TAREFA 1. Traduza para o inglês esta frase do texto sobre a declaração do ministro Durigan: "Ele afirmou que a inflação está sob controle e destacou que a taxa atual é a menor da história durante o mandato presidencial."
TAREFA 2.
Com base no texto sobre a declaração do ministro Durigan, responda:
(a) Em que cidade o ministro fez a declaração?
(b) Qual programa do governo é dado como exemplo de política não apontada diretamente pelo relatório?
(c) O que é afetado pela guerra no Irã, segundo o ministro?
TAREFA 3. Liste todos os países e cidades mencionados no texto sobre a declaração do ministro Durigan.

TEXTO PARA LEITURA.

● ● ● ● ● ● ●

O ministro da Fazenda, Dario Durigan, descartou que as medidas de estímulo econômico adotadas pelo governo estejam gerando risco de inflação no Brasil. Em declaração feita em Pequim, ele reagiu a um relatório do Banco Central que mencionava riscos inflacionários, atribuindo a pressão atual à guerra no Irã, que impacta os preços dos combustíveis.
Durigan rebate relatório do BC
Segundo Durigan, o relatório do Banco Central cita genericamente o risco inflacionário, mas não aponta diretamente as políticas do governo, como o programa Move Brasil. Ele afirmou que a inflação está sob controle e destacou que a taxa atual é a menor da história durante o mandato presidencial. "Não há evidência de que nossos estímulos estejam gerando inflação. O que vemos é um choque externo, especialmente da guerra no Irã, que afeta os combustíveis", disse o ministro.

● ● ● ● ● ● ●

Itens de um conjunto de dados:
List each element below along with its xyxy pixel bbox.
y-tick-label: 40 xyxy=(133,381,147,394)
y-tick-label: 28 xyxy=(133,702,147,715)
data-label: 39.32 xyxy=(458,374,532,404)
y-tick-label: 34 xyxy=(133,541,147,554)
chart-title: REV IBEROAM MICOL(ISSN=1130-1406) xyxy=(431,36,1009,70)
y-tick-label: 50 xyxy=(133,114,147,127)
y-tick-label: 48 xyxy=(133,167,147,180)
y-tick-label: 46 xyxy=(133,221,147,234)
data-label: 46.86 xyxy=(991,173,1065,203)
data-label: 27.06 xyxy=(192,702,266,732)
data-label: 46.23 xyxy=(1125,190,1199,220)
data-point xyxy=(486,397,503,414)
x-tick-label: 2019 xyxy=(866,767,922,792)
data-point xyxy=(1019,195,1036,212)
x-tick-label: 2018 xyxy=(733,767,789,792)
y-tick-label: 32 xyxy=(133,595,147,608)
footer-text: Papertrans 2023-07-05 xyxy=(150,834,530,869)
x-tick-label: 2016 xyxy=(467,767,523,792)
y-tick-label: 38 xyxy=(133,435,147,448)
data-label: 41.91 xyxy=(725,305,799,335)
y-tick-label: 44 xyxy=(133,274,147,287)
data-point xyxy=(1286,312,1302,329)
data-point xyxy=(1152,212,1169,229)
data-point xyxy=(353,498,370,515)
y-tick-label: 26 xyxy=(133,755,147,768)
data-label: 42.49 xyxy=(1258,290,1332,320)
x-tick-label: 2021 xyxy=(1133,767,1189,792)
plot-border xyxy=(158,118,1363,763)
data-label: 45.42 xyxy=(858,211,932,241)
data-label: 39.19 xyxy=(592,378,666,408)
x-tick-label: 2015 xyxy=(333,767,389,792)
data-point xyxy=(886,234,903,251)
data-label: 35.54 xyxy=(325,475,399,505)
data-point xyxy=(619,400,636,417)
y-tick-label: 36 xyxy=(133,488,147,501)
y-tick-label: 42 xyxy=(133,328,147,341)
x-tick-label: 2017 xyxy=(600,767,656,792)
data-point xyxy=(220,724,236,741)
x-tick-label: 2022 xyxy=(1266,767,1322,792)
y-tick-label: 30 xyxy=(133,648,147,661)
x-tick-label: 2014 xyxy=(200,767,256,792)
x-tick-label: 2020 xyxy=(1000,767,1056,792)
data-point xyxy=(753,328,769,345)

● ● ● ● ● ● ●

RESPOSTA ESCRITA 1. He stated that inflation is under control and emphasized that the current rate is the lowest in history during the presidential term.

RESPOSTA ESCRITA 2.
(a) Em Pequim.
(b) O programa Move Brasil.
(c) Os combustíveis e seus preços.

RESPOSTA ESCRITA 3. Brasil, Pequim, Irã